■ **YOUR TASK**:
Identify every line in the records below that contains the word "JSON", and reproduce each one.

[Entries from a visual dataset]
■ ■ ■ ■ ■ ■ ■
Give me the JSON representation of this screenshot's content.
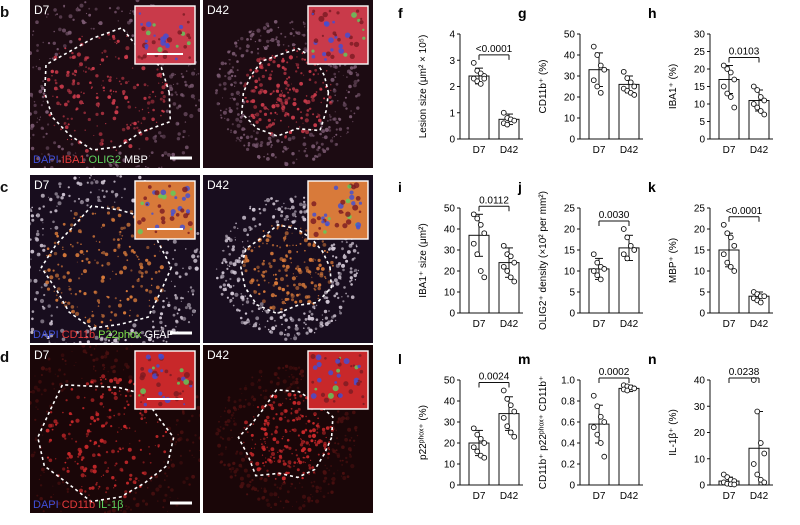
{
  "micro_rows": [
    {
      "letter": "b",
      "left_tag": "D7",
      "right_tag": "D42",
      "stains": [
        {
          "text": "DAPI",
          "color": "#3f4fd8"
        },
        {
          "text": "IBA1",
          "color": "#e43a3a"
        },
        {
          "text": "OLIG2",
          "color": "#5ccf5c"
        },
        {
          "text": "MBP",
          "color": "#ffffff"
        }
      ],
      "palette": [
        "#1c0b12",
        "#c93a4a",
        "#7b5a72"
      ]
    },
    {
      "letter": "c",
      "left_tag": "D7",
      "right_tag": "D42",
      "stains": [
        {
          "text": "DAPI",
          "color": "#3f4fd8"
        },
        {
          "text": "CD11b",
          "color": "#e43a3a"
        },
        {
          "text": "P22phox",
          "color": "#7de14a"
        },
        {
          "text": "GFAP",
          "color": "#ffffff"
        }
      ],
      "palette": [
        "#180d1e",
        "#d87a3a",
        "#d0c6d4"
      ]
    },
    {
      "letter": "d",
      "left_tag": "D7",
      "right_tag": "D42",
      "stains": [
        {
          "text": "DAPI",
          "color": "#3f4fd8"
        },
        {
          "text": "CD11b",
          "color": "#e43a3a"
        },
        {
          "text": "IL-1β",
          "color": "#5ccf5c"
        }
      ],
      "palette": [
        "#1a0608",
        "#c8282a",
        "#4a1010"
      ]
    }
  ],
  "charts": [
    {
      "letter": "f",
      "ylabel": "Lesion size (μm² × 10⁵)",
      "yticks": [
        "0",
        "1",
        "2",
        "3",
        "4"
      ],
      "p": "<0.0001",
      "chart_data": {
        "type": "bar",
        "categories": [
          "D7",
          "D42"
        ],
        "values": [
          2.4,
          0.75
        ],
        "errors": [
          0.3,
          0.2
        ],
        "ylim": [
          0,
          4
        ],
        "points": [
          [
            2.9,
            2.6,
            2.5,
            2.4,
            2.3,
            2.2,
            2.1,
            2.3
          ],
          [
            1.0,
            0.8,
            0.75,
            0.7,
            0.6,
            0.55
          ]
        ]
      }
    },
    {
      "letter": "g",
      "ylabel": "CD11b⁺ (%)",
      "yticks": [
        "0",
        "10",
        "20",
        "30",
        "40",
        "50"
      ],
      "p": "",
      "chart_data": {
        "type": "bar",
        "categories": [
          "D7",
          "D42"
        ],
        "values": [
          33,
          26
        ],
        "errors": [
          8,
          4
        ],
        "ylim": [
          0,
          50
        ],
        "points": [
          [
            44,
            40,
            35,
            33,
            28,
            25,
            22
          ],
          [
            32,
            29,
            27,
            25,
            24,
            23,
            22,
            21
          ]
        ]
      }
    },
    {
      "letter": "h",
      "ylabel": "IBA1⁺ (%)",
      "yticks": [
        "0",
        "5",
        "10",
        "15",
        "20",
        "25",
        "30"
      ],
      "p": "0.0103",
      "chart_data": {
        "type": "bar",
        "categories": [
          "D7",
          "D42"
        ],
        "values": [
          17,
          11
        ],
        "errors": [
          4,
          3
        ],
        "ylim": [
          0,
          30
        ],
        "points": [
          [
            21,
            20,
            19,
            17,
            15,
            13,
            12,
            9
          ],
          [
            15,
            14,
            12,
            11,
            10,
            9,
            8,
            7
          ]
        ]
      }
    },
    {
      "letter": "i",
      "ylabel": "IBA1⁺ size (μm²)",
      "yticks": [
        "0",
        "10",
        "20",
        "30",
        "40",
        "50"
      ],
      "p": "0.0112",
      "chart_data": {
        "type": "bar",
        "categories": [
          "D7",
          "D42"
        ],
        "values": [
          37,
          24
        ],
        "errors": [
          10,
          7
        ],
        "ylim": [
          0,
          50
        ],
        "points": [
          [
            47,
            45,
            42,
            38,
            33,
            28,
            20,
            17
          ],
          [
            32,
            28,
            27,
            24,
            22,
            20,
            17,
            15
          ]
        ]
      }
    },
    {
      "letter": "j",
      "ylabel": "OLIG2⁺ density (×10² per mm²)",
      "yticks": [
        "0",
        "5",
        "10",
        "15",
        "20",
        "25"
      ],
      "p": "0.0030",
      "chart_data": {
        "type": "bar",
        "categories": [
          "D7",
          "D42"
        ],
        "values": [
          10.5,
          15.5
        ],
        "errors": [
          2.5,
          3
        ],
        "ylim": [
          0,
          25
        ],
        "points": [
          [
            14,
            12,
            11,
            10.5,
            10,
            9,
            8
          ],
          [
            20,
            18,
            16,
            15,
            14,
            13
          ]
        ]
      }
    },
    {
      "letter": "k",
      "ylabel": "MBP⁺ (%)",
      "yticks": [
        "0",
        "5",
        "10",
        "15",
        "20",
        "25"
      ],
      "p": "<0.0001",
      "chart_data": {
        "type": "bar",
        "categories": [
          "D7",
          "D42"
        ],
        "values": [
          15,
          4
        ],
        "errors": [
          4,
          1
        ],
        "ylim": [
          0,
          25
        ],
        "points": [
          [
            21,
            19,
            18,
            16,
            14,
            12,
            11,
            10
          ],
          [
            5,
            4.5,
            4,
            4,
            3.5,
            3,
            2.5
          ]
        ]
      }
    },
    {
      "letter": "l",
      "ylabel": "p22ᵖʰᵒˣ⁺ (%)",
      "yticks": [
        "0",
        "10",
        "20",
        "30",
        "40",
        "50"
      ],
      "p": "0.0024",
      "chart_data": {
        "type": "bar",
        "categories": [
          "D7",
          "D42"
        ],
        "values": [
          20,
          34
        ],
        "errors": [
          6,
          8
        ],
        "ylim": [
          0,
          50
        ],
        "points": [
          [
            27,
            24,
            22,
            20,
            18,
            16,
            14,
            13
          ],
          [
            45,
            41,
            38,
            35,
            32,
            28,
            25,
            23
          ]
        ]
      }
    },
    {
      "letter": "m",
      "ylabel": "CD11b⁺ p22ᵖʰᵒˣ⁺ CD11b⁺",
      "yticks": [
        "0",
        "0.2",
        "0.4",
        "0.6",
        "0.8",
        "1.0"
      ],
      "p": "0.0002",
      "chart_data": {
        "type": "bar",
        "categories": [
          "D7",
          "D42"
        ],
        "values": [
          0.58,
          0.92
        ],
        "errors": [
          0.18,
          0.03
        ],
        "ylim": [
          0,
          1.0
        ],
        "points": [
          [
            0.85,
            0.75,
            0.65,
            0.6,
            0.55,
            0.48,
            0.4,
            0.27
          ],
          [
            0.95,
            0.94,
            0.93,
            0.92,
            0.91,
            0.9
          ]
        ]
      }
    },
    {
      "letter": "n",
      "ylabel": "IL-1β⁺ (%)",
      "yticks": [
        "0",
        "10",
        "20",
        "30",
        "40"
      ],
      "p": "0.0238",
      "chart_data": {
        "type": "bar",
        "categories": [
          "D7",
          "D42"
        ],
        "values": [
          1.5,
          14
        ],
        "errors": [
          1.5,
          14
        ],
        "ylim": [
          0,
          40
        ],
        "points": [
          [
            4,
            3,
            2,
            1.5,
            1,
            0.5,
            0.3,
            0.2
          ],
          [
            41,
            28,
            16,
            12,
            8,
            4,
            2,
            1
          ]
        ]
      }
    }
  ]
}
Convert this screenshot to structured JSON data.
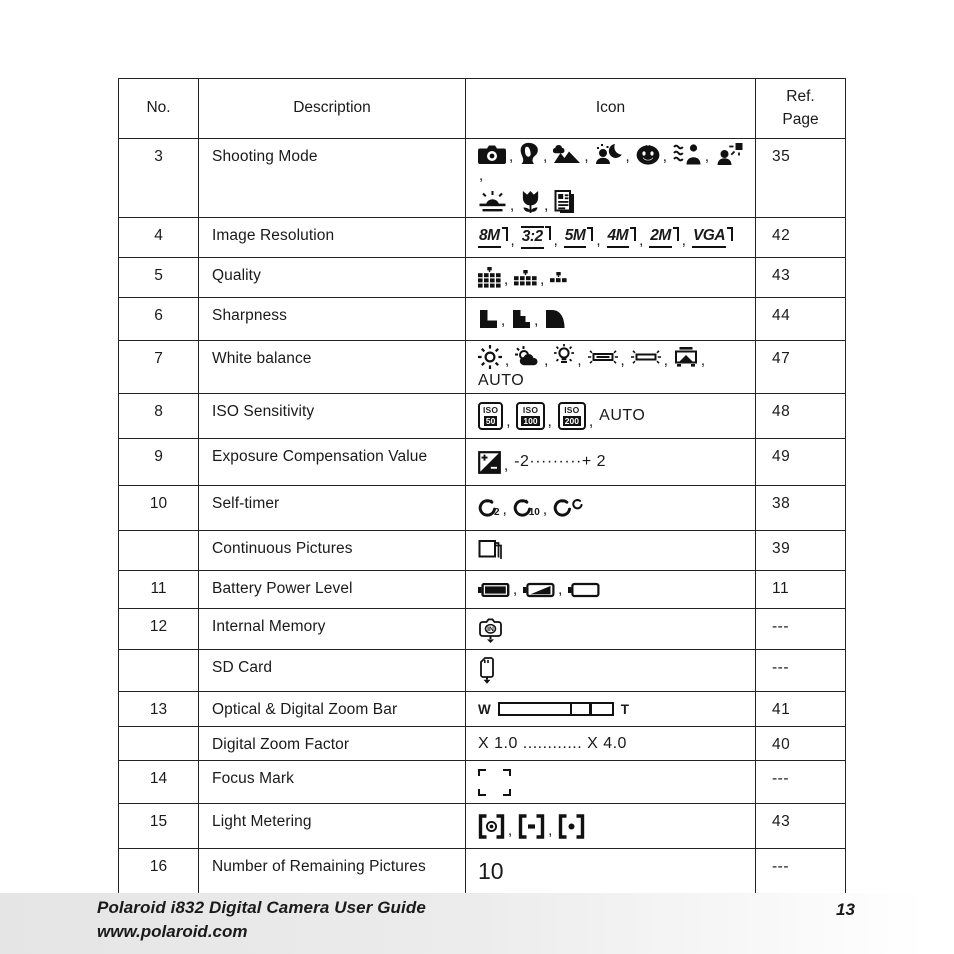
{
  "header": {
    "no": "No.",
    "description": "Description",
    "icon": "Icon",
    "ref1": "Ref.",
    "ref2": "Page"
  },
  "rows": [
    {
      "no": "3",
      "description": "Shooting Mode",
      "ref": "35",
      "segments": [
        {
          "t": "i",
          "n": "camera-icon"
        },
        {
          "t": "s",
          "v": ","
        },
        {
          "t": "i",
          "n": "portrait-icon"
        },
        {
          "t": "s",
          "v": ","
        },
        {
          "t": "i",
          "n": "landscape-icon"
        },
        {
          "t": "s",
          "v": ","
        },
        {
          "t": "i",
          "n": "night-portrait-icon"
        },
        {
          "t": "s",
          "v": ","
        },
        {
          "t": "i",
          "n": "kids-icon"
        },
        {
          "t": "s",
          "v": ","
        },
        {
          "t": "i",
          "n": "sports-icon"
        },
        {
          "t": "s",
          "v": ","
        },
        {
          "t": "i",
          "n": "backlight-icon"
        },
        {
          "t": "s",
          "v": ","
        },
        {
          "t": "br"
        },
        {
          "t": "i",
          "n": "sunset-icon"
        },
        {
          "t": "s",
          "v": ","
        },
        {
          "t": "i",
          "n": "macro-flower-icon"
        },
        {
          "t": "s",
          "v": ","
        },
        {
          "t": "i",
          "n": "text-document-icon"
        }
      ]
    },
    {
      "no": "4",
      "description": "Image Resolution",
      "ref": "42",
      "segments": [
        {
          "t": "res",
          "v": "8M"
        },
        {
          "t": "s",
          "v": ","
        },
        {
          "t": "res",
          "v": "3:2"
        },
        {
          "t": "s",
          "v": ","
        },
        {
          "t": "res",
          "v": "5M"
        },
        {
          "t": "s",
          "v": ","
        },
        {
          "t": "res",
          "v": "4M"
        },
        {
          "t": "s",
          "v": ","
        },
        {
          "t": "res",
          "v": "2M"
        },
        {
          "t": "s",
          "v": ","
        },
        {
          "t": "res",
          "v": "VGA"
        }
      ]
    },
    {
      "no": "5",
      "description": "Quality",
      "ref": "43",
      "segments": [
        {
          "t": "i",
          "n": "quality-superfine-icon"
        },
        {
          "t": "s",
          "v": ","
        },
        {
          "t": "i",
          "n": "quality-fine-icon"
        },
        {
          "t": "s",
          "v": ","
        },
        {
          "t": "i",
          "n": "quality-normal-icon"
        }
      ]
    },
    {
      "no": "6",
      "description": "Sharpness",
      "ref": "44",
      "segments": [
        {
          "t": "i",
          "n": "sharpness-hard-icon"
        },
        {
          "t": "s",
          "v": ","
        },
        {
          "t": "i",
          "n": "sharpness-normal-icon"
        },
        {
          "t": "s",
          "v": ","
        },
        {
          "t": "i",
          "n": "sharpness-soft-icon"
        }
      ]
    },
    {
      "no": "7",
      "description": "White balance",
      "ref": "47",
      "segments": [
        {
          "t": "i",
          "n": "wb-daylight-icon"
        },
        {
          "t": "s",
          "v": ","
        },
        {
          "t": "i",
          "n": "wb-cloudy-icon"
        },
        {
          "t": "s",
          "v": ","
        },
        {
          "t": "i",
          "n": "wb-tungsten-icon"
        },
        {
          "t": "s",
          "v": ","
        },
        {
          "t": "i",
          "n": "wb-fluorescent-h-icon"
        },
        {
          "t": "s",
          "v": ","
        },
        {
          "t": "i",
          "n": "wb-fluorescent-l-icon"
        },
        {
          "t": "s",
          "v": ","
        },
        {
          "t": "i",
          "n": "wb-custom-icon"
        },
        {
          "t": "s",
          "v": ","
        },
        {
          "t": "txt",
          "v": "AUTO"
        }
      ]
    },
    {
      "no": "8",
      "description": "ISO Sensitivity",
      "ref": "48",
      "segments": [
        {
          "t": "iso",
          "top": "ISO",
          "v": "50"
        },
        {
          "t": "s",
          "v": ","
        },
        {
          "t": "iso",
          "top": "ISO",
          "v": "100"
        },
        {
          "t": "s",
          "v": ","
        },
        {
          "t": "iso",
          "top": "ISO",
          "v": "200"
        },
        {
          "t": "s",
          "v": ","
        },
        {
          "t": "txt",
          "v": "AUTO"
        }
      ]
    },
    {
      "no": "9",
      "description": "Exposure Compensation Value",
      "ref": "49",
      "segments": [
        {
          "t": "i",
          "n": "exposure-compensation-icon"
        },
        {
          "t": "s",
          "v": ","
        },
        {
          "t": "txt",
          "v": "-2·········+ 2"
        }
      ]
    },
    {
      "no": "10",
      "description": "Self-timer",
      "ref": "38",
      "segments": [
        {
          "t": "timer",
          "v": "2"
        },
        {
          "t": "s",
          "v": ","
        },
        {
          "t": "timer",
          "v": "10"
        },
        {
          "t": "s",
          "v": ","
        },
        {
          "t": "i",
          "n": "double-timer-icon"
        }
      ]
    },
    {
      "no": "",
      "description": "Continuous Pictures",
      "ref": "39",
      "segments": [
        {
          "t": "i",
          "n": "continuous-pictures-icon"
        }
      ]
    },
    {
      "no": "11",
      "description": "Battery Power Level",
      "ref": "11",
      "segments": [
        {
          "t": "i",
          "n": "battery-full-icon"
        },
        {
          "t": "s",
          "v": ","
        },
        {
          "t": "i",
          "n": "battery-half-icon"
        },
        {
          "t": "s",
          "v": ","
        },
        {
          "t": "i",
          "n": "battery-empty-icon"
        }
      ]
    },
    {
      "no": "12",
      "description": "Internal Memory",
      "ref": "---",
      "segments": [
        {
          "t": "i",
          "n": "internal-memory-icon"
        }
      ]
    },
    {
      "no": "",
      "description": "SD Card",
      "ref": "---",
      "segments": [
        {
          "t": "i",
          "n": "sd-card-icon"
        }
      ]
    },
    {
      "no": "13",
      "description": "Optical & Digital Zoom Bar",
      "ref": "41",
      "segments": [
        {
          "t": "zoombar",
          "l": "W",
          "r": "T"
        }
      ]
    },
    {
      "no": "",
      "description": "Digital Zoom Factor",
      "ref": "40",
      "segments": [
        {
          "t": "txt",
          "v": "X 1.0 ............ X 4.0"
        }
      ]
    },
    {
      "no": "14",
      "description": "Focus Mark",
      "ref": "---",
      "segments": [
        {
          "t": "i",
          "n": "focus-mark-icon"
        }
      ]
    },
    {
      "no": "15",
      "description": "Light Metering",
      "ref": "43",
      "segments": [
        {
          "t": "i",
          "n": "metering-matrix-icon"
        },
        {
          "t": "s",
          "v": ","
        },
        {
          "t": "i",
          "n": "metering-center-icon"
        },
        {
          "t": "s",
          "v": ","
        },
        {
          "t": "i",
          "n": "metering-spot-icon"
        }
      ]
    },
    {
      "no": "16",
      "description": "Number of Remaining Pictures",
      "ref": "---",
      "segments": [
        {
          "t": "big",
          "v": "10"
        }
      ]
    }
  ],
  "footer": {
    "line1": "Polaroid i832 Digital Camera User Guide",
    "line2": "www.polaroid.com",
    "page": "13"
  }
}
■ ■ ■ ■ ■ ■ ■
■ **SOLVED PROBLEM**:
Give me the JSON representation of this screenshot's content.
Convert this screenshot to structured JSON data.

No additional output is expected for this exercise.